Pictures stay out of the copy; restate everything else in the material exactly.
** START OF DATA SUPPLIED **
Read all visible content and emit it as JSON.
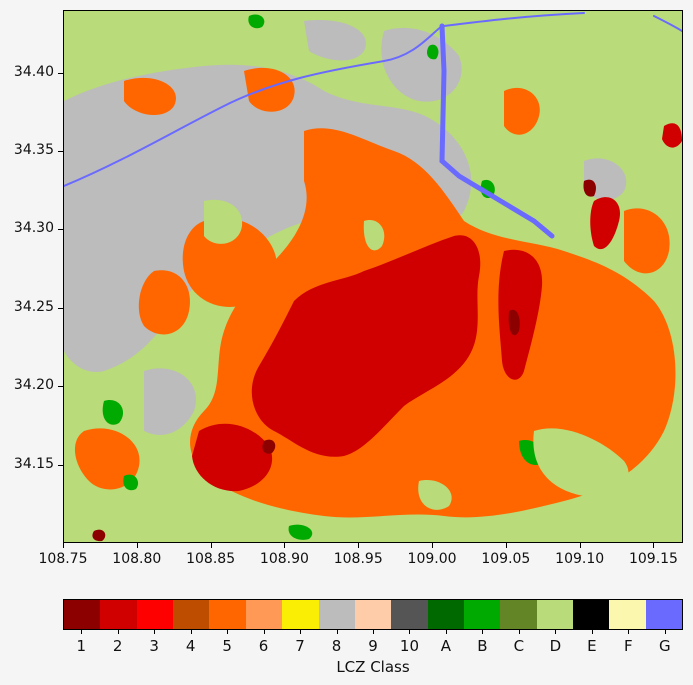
{
  "map": {
    "lon_range": [
      108.75,
      109.17
    ],
    "lat_range": [
      34.1,
      34.44
    ],
    "x_ticks": [
      "108.75",
      "108.80",
      "108.85",
      "108.90",
      "108.95",
      "109.00",
      "109.05",
      "109.10",
      "109.15"
    ],
    "y_ticks": [
      "34.40",
      "34.35",
      "34.30",
      "34.25",
      "34.20",
      "34.15"
    ],
    "background_class": "D"
  },
  "colorbar": {
    "title": "LCZ Class",
    "classes": [
      {
        "label": "1",
        "color": "#8c0000"
      },
      {
        "label": "2",
        "color": "#d10000"
      },
      {
        "label": "3",
        "color": "#ff0000"
      },
      {
        "label": "4",
        "color": "#bf4d00"
      },
      {
        "label": "5",
        "color": "#ff6600"
      },
      {
        "label": "6",
        "color": "#ff9955"
      },
      {
        "label": "7",
        "color": "#faee05"
      },
      {
        "label": "8",
        "color": "#bcbcbc"
      },
      {
        "label": "9",
        "color": "#ffccaa"
      },
      {
        "label": "10",
        "color": "#555555"
      },
      {
        "label": "A",
        "color": "#006a00"
      },
      {
        "label": "B",
        "color": "#00aa00"
      },
      {
        "label": "C",
        "color": "#648526"
      },
      {
        "label": "D",
        "color": "#b9db79"
      },
      {
        "label": "E",
        "color": "#000000"
      },
      {
        "label": "F",
        "color": "#fbf7ae"
      },
      {
        "label": "G",
        "color": "#6a6aff"
      }
    ]
  }
}
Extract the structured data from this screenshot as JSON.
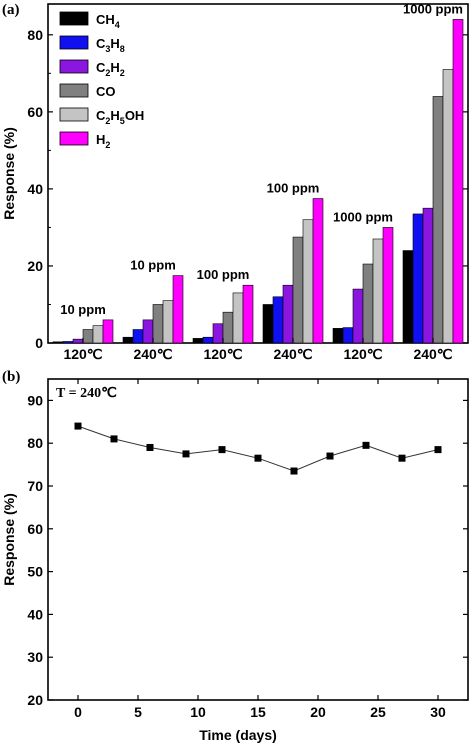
{
  "chart_data": [
    {
      "panel_label": "(a)",
      "type": "bar",
      "ylabel": "Response (%)",
      "ylim": [
        0,
        88
      ],
      "yticks": [
        0,
        20,
        40,
        60,
        80
      ],
      "legend_position": "top-left",
      "series": [
        {
          "name_base": "CH",
          "name_sub": "4",
          "color": "#000000"
        },
        {
          "name_base": "C",
          "name_sub": "3",
          "name_base2": "H",
          "name_sub2": "8",
          "color": "#1010f0"
        },
        {
          "name_base": "C",
          "name_sub": "2",
          "name_base2": "H",
          "name_sub2": "2",
          "color": "#8a16e0"
        },
        {
          "name_base": "CO",
          "color": "#808080"
        },
        {
          "name_base": "C",
          "name_sub": "2",
          "name_base2": "H",
          "name_sub2": "5",
          "name_base3": "OH",
          "color": "#c4c4c4"
        },
        {
          "name_base": "H",
          "name_sub": "2",
          "color": "#ff00ff"
        }
      ],
      "groups": [
        {
          "temp": "120℃",
          "conc": "10 ppm",
          "values": [
            0.3,
            0.4,
            1.0,
            3.5,
            4.5,
            6.0
          ]
        },
        {
          "temp": "240℃",
          "conc": "10 ppm",
          "values": [
            1.5,
            3.5,
            6.0,
            10.0,
            11.0,
            17.5
          ]
        },
        {
          "temp": "120℃",
          "conc": "100 ppm",
          "values": [
            1.2,
            1.5,
            5.0,
            8.0,
            13.0,
            15.0
          ]
        },
        {
          "temp": "240℃",
          "conc": "100 ppm",
          "values": [
            10.0,
            12.0,
            15.0,
            27.5,
            32.0,
            37.5
          ]
        },
        {
          "temp": "120℃",
          "conc": "1000 ppm",
          "values": [
            3.8,
            4.0,
            14.0,
            20.5,
            27.0,
            30.0
          ]
        },
        {
          "temp": "240℃",
          "conc": "1000 ppm",
          "values": [
            24.0,
            33.5,
            35.0,
            64.0,
            71.0,
            84.0
          ]
        }
      ]
    },
    {
      "panel_label": "(b)",
      "type": "line",
      "annotation": "T = 240℃",
      "xlabel": "Time (days)",
      "ylabel": "Response (%)",
      "xlim": [
        -2.5,
        32.5
      ],
      "ylim": [
        20,
        95
      ],
      "xticks": [
        0,
        5,
        10,
        15,
        20,
        25,
        30
      ],
      "yticks": [
        20,
        30,
        40,
        50,
        60,
        70,
        80,
        90
      ],
      "x": [
        0,
        3,
        6,
        9,
        12,
        15,
        18,
        21,
        24,
        27,
        30
      ],
      "y": [
        84.0,
        81.0,
        79.0,
        77.5,
        78.5,
        76.5,
        73.5,
        77.0,
        79.5,
        76.5,
        78.5
      ]
    }
  ]
}
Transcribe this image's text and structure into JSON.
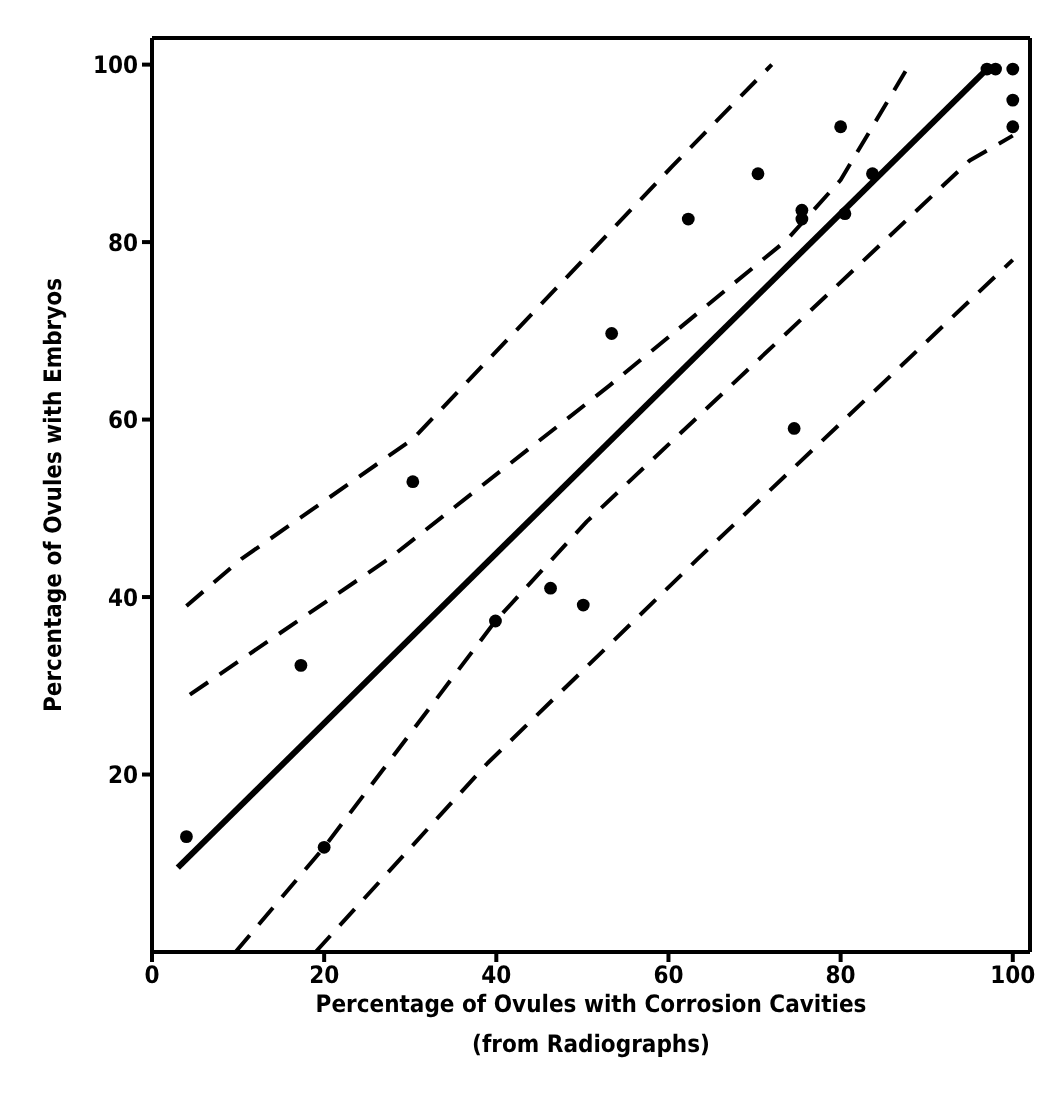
{
  "chart_data": {
    "type": "scatter",
    "xlabel": "Percentage of Ovules with Corrosion Cavities\n(from Radiographs)",
    "ylabel": "Percentage of Ovules with Embryos",
    "xlim": [
      0,
      102
    ],
    "ylim": [
      0,
      103
    ],
    "xticks": [
      0,
      20,
      40,
      60,
      80,
      100
    ],
    "yticks": [
      20,
      40,
      60,
      80,
      100
    ],
    "legend": false,
    "series": [
      {
        "type": "scatter",
        "color": "#000000",
        "marker": "circle",
        "x": [
          4,
          17.3,
          20,
          30.3,
          39.9,
          46.3,
          50.1,
          53.4,
          62.3,
          70.4,
          74.6,
          75.5,
          75.5,
          80,
          80.5,
          83.7,
          97,
          98,
          100,
          100,
          100
        ],
        "values": [
          13,
          32.3,
          11.8,
          53,
          37.3,
          41,
          39.1,
          69.7,
          82.6,
          87.7,
          59,
          83.6,
          82.6,
          93,
          83.2,
          87.7,
          99.5,
          99.5,
          99.5,
          96,
          93
        ]
      },
      {
        "type": "line",
        "color": "#000000",
        "line_style": "solid",
        "x": [
          3,
          97
        ],
        "values": [
          9.5,
          99.5
        ]
      },
      {
        "type": "line",
        "color": "#000000",
        "line_style": "dashed",
        "x": [
          4.4,
          27.5,
          53.1,
          73.7,
          80,
          88
        ],
        "values": [
          29,
          44.3,
          63.8,
          80.2,
          87,
          100
        ]
      },
      {
        "type": "line",
        "color": "#000000",
        "line_style": "dashed",
        "x": [
          4,
          10.4,
          30.3,
          60.4,
          72
        ],
        "values": [
          39,
          44.3,
          57.8,
          88.5,
          100
        ]
      },
      {
        "type": "line",
        "color": "#000000",
        "line_style": "dashed",
        "x": [
          9.7,
          20,
          39.9,
          50.5,
          95,
          100
        ],
        "values": [
          0,
          11.8,
          37.3,
          48.5,
          89.2,
          92
        ]
      },
      {
        "type": "line",
        "color": "#000000",
        "line_style": "dashed",
        "x": [
          19,
          39,
          63.4,
          100
        ],
        "values": [
          0,
          21.3,
          44.3,
          78
        ]
      }
    ]
  }
}
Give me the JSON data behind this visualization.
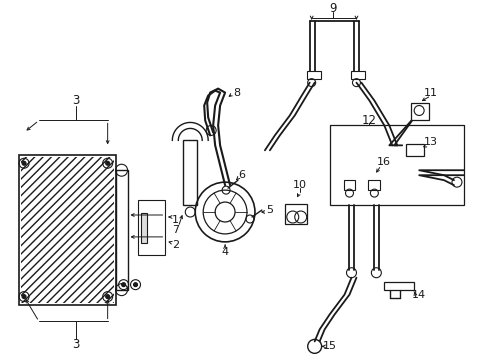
{
  "background_color": "#ffffff",
  "line_color": "#1a1a1a",
  "fig_width": 4.89,
  "fig_height": 3.6,
  "dpi": 100
}
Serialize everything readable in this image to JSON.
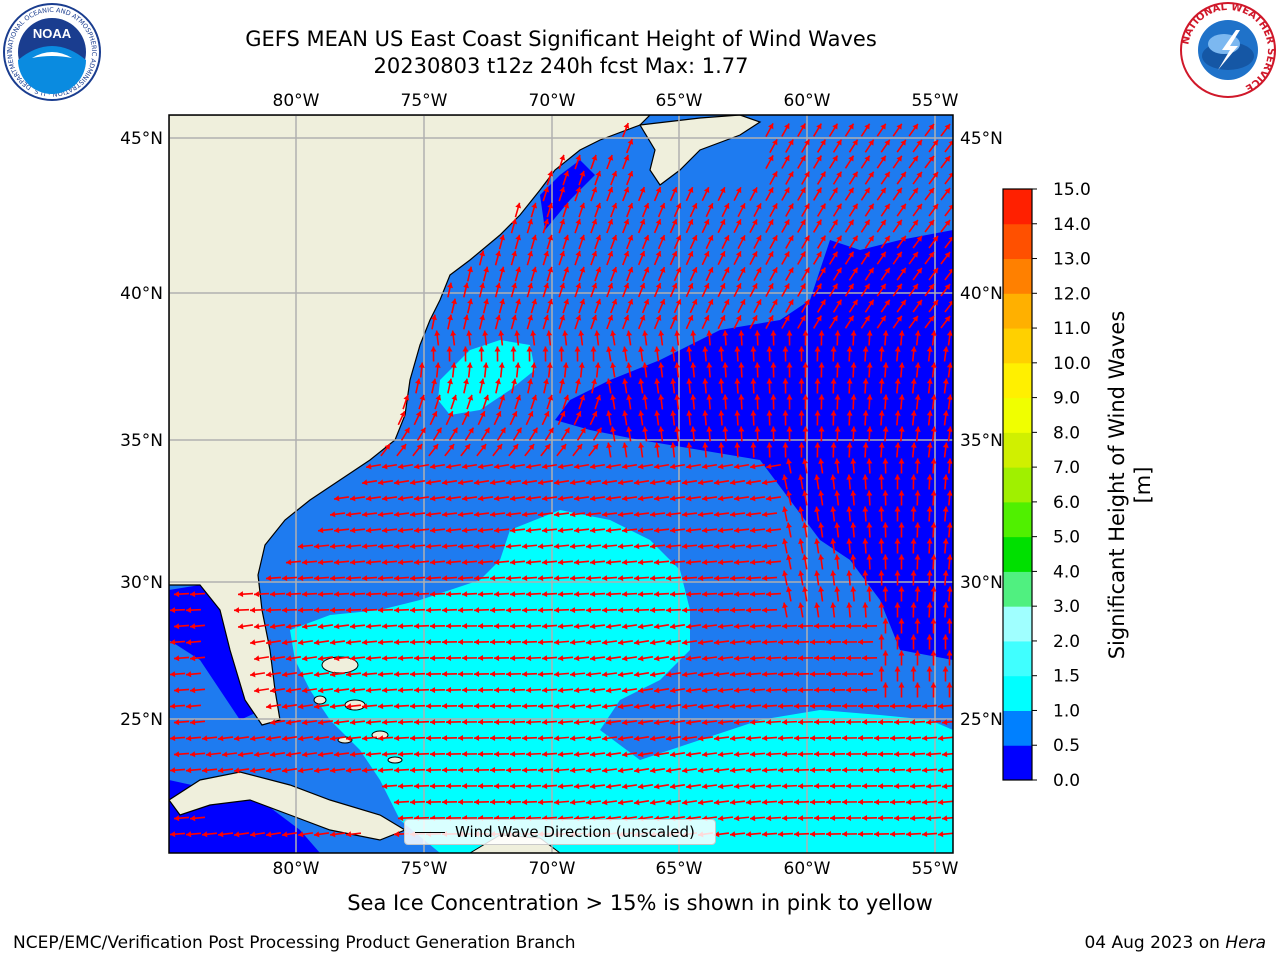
** END OF DATA SUPPLIED **
### TASK SOLUTION
Read all visible content and emit it as JSON.
{
  "map": {
    "lon_range": [
      108.75,
      109.17
    ],
    "lat_range": [
      34.1,
      34.44
    ],
    "x_ticks": [
      "108.75",
      "108.80",
      "108.85",
      "108.90",
      "108.95",
      "109.00",
      "109.05",
      "109.10",
      "109.15"
    ],
    "y_ticks": [
      "34.40",
      "34.35",
      "34.30",
      "34.25",
      "34.20",
      "34.15"
    ],
    "background_class": "D"
  },
  "colorbar": {
    "title": "LCZ Class",
    "classes": [
      {
        "label": "1",
        "color": "#8c0000"
      },
      {
        "label": "2",
        "color": "#d10000"
      },
      {
        "label": "3",
        "color": "#ff0000"
      },
      {
        "label": "4",
        "color": "#bf4d00"
      },
      {
        "label": "5",
        "color": "#ff6600"
      },
      {
        "label": "6",
        "color": "#ff9955"
      },
      {
        "label": "7",
        "color": "#faee05"
      },
      {
        "label": "8",
        "color": "#bcbcbc"
      },
      {
        "label": "9",
        "color": "#ffccaa"
      },
      {
        "label": "10",
        "color": "#555555"
      },
      {
        "label": "A",
        "color": "#006a00"
      },
      {
        "label": "B",
        "color": "#00aa00"
      },
      {
        "label": "C",
        "color": "#648526"
      },
      {
        "label": "D",
        "color": "#b9db79"
      },
      {
        "label": "E",
        "color": "#000000"
      },
      {
        "label": "F",
        "color": "#fbf7ae"
      },
      {
        "label": "G",
        "color": "#6a6aff"
      }
    ]
  }
}
Extract the structured data from this screenshot as JSON.
{
  "chart_data": [
    {
      "panel_label": "(a)",
      "type": "bar",
      "ylabel": "Response (%)",
      "ylim": [
        0,
        88
      ],
      "yticks": [
        0,
        20,
        40,
        60,
        80
      ],
      "legend_position": "top-left",
      "series": [
        {
          "name_base": "CH",
          "name_sub": "4",
          "color": "#000000"
        },
        {
          "name_base": "C",
          "name_sub": "3",
          "name_base2": "H",
          "name_sub2": "8",
          "color": "#1010f0"
        },
        {
          "name_base": "C",
          "name_sub": "2",
          "name_base2": "H",
          "name_sub2": "2",
          "color": "#8a16e0"
        },
        {
          "name_base": "CO",
          "color": "#808080"
        },
        {
          "name_base": "C",
          "name_sub": "2",
          "name_base2": "H",
          "name_sub2": "5",
          "name_base3": "OH",
          "color": "#c4c4c4"
        },
        {
          "name_base": "H",
          "name_sub": "2",
          "color": "#ff00ff"
        }
      ],
      "groups": [
        {
          "temp": "120℃",
          "conc": "10 ppm",
          "values": [
            0.3,
            0.4,
            1.0,
            3.5,
            4.5,
            6.0
          ]
        },
        {
          "temp": "240℃",
          "conc": "10 ppm",
          "values": [
            1.5,
            3.5,
            6.0,
            10.0,
            11.0,
            17.5
          ]
        },
        {
          "temp": "120℃",
          "conc": "100 ppm",
          "values": [
            1.2,
            1.5,
            5.0,
            8.0,
            13.0,
            15.0
          ]
        },
        {
          "temp": "240℃",
          "conc": "100 ppm",
          "values": [
            10.0,
            12.0,
            15.0,
            27.5,
            32.0,
            37.5
          ]
        },
        {
          "temp": "120℃",
          "conc": "1000 ppm",
          "values": [
            3.8,
            4.0,
            14.0,
            20.5,
            27.0,
            30.0
          ]
        },
        {
          "temp": "240℃",
          "conc": "1000 ppm",
          "values": [
            24.0,
            33.5,
            35.0,
            64.0,
            71.0,
            84.0
          ]
        }
      ]
    },
    {
      "panel_label": "(b)",
      "type": "line",
      "annotation": "T = 240℃",
      "xlabel": "Time (days)",
      "ylabel": "Response (%)",
      "xlim": [
        -2.5,
        32.5
      ],
      "ylim": [
        20,
        95
      ],
      "xticks": [
        0,
        5,
        10,
        15,
        20,
        25,
        30
      ],
      "yticks": [
        20,
        30,
        40,
        50,
        60,
        70,
        80,
        90
      ],
      "x": [
        0,
        3,
        6,
        9,
        12,
        15,
        18,
        21,
        24,
        27,
        30
      ],
      "y": [
        84.0,
        81.0,
        79.0,
        77.5,
        78.5,
        76.5,
        73.5,
        77.0,
        79.5,
        76.5,
        78.5
      ]
    }
  ]
}
Transcribe this image's text and structure into JSON.
{
  "chart_data": {
    "type": "scatter",
    "xlabel": "Percentage of Ovules with Corrosion Cavities\n(from Radiographs)",
    "ylabel": "Percentage of Ovules with Embryos",
    "xlim": [
      0,
      102
    ],
    "ylim": [
      0,
      103
    ],
    "xticks": [
      0,
      20,
      40,
      60,
      80,
      100
    ],
    "yticks": [
      20,
      40,
      60,
      80,
      100
    ],
    "legend": false,
    "series": [
      {
        "type": "scatter",
        "color": "#000000",
        "marker": "circle",
        "x": [
          4,
          17.3,
          20,
          30.3,
          39.9,
          46.3,
          50.1,
          53.4,
          62.3,
          70.4,
          74.6,
          75.5,
          75.5,
          80,
          80.5,
          83.7,
          97,
          98,
          100,
          100,
          100
        ],
        "values": [
          13,
          32.3,
          11.8,
          53,
          37.3,
          41,
          39.1,
          69.7,
          82.6,
          87.7,
          59,
          83.6,
          82.6,
          93,
          83.2,
          87.7,
          99.5,
          99.5,
          99.5,
          96,
          93
        ]
      },
      {
        "type": "line",
        "color": "#000000",
        "line_style": "solid",
        "x": [
          3,
          97
        ],
        "values": [
          9.5,
          99.5
        ]
      },
      {
        "type": "line",
        "color": "#000000",
        "line_style": "dashed",
        "x": [
          4.4,
          27.5,
          53.1,
          73.7,
          80,
          88
        ],
        "values": [
          29,
          44.3,
          63.8,
          80.2,
          87,
          100
        ]
      },
      {
        "type": "line",
        "color": "#000000",
        "line_style": "dashed",
        "x": [
          4,
          10.4,
          30.3,
          60.4,
          72
        ],
        "values": [
          39,
          44.3,
          57.8,
          88.5,
          100
        ]
      },
      {
        "type": "line",
        "color": "#000000",
        "line_style": "dashed",
        "x": [
          9.7,
          20,
          39.9,
          50.5,
          95,
          100
        ],
        "values": [
          0,
          11.8,
          37.3,
          48.5,
          89.2,
          92
        ]
      },
      {
        "type": "line",
        "color": "#000000",
        "line_style": "dashed",
        "x": [
          19,
          39,
          63.4,
          100
        ],
        "values": [
          0,
          21.3,
          44.3,
          78
        ]
      }
    ]
  }
}
Give me the JSON data behind this visualization.
{
  "background_color": "#ffffff",
  "line_color": "#1a1a1a",
  "fig_width": 4.89,
  "fig_height": 3.6,
  "dpi": 100
}
Serialize everything readable in this image to JSON.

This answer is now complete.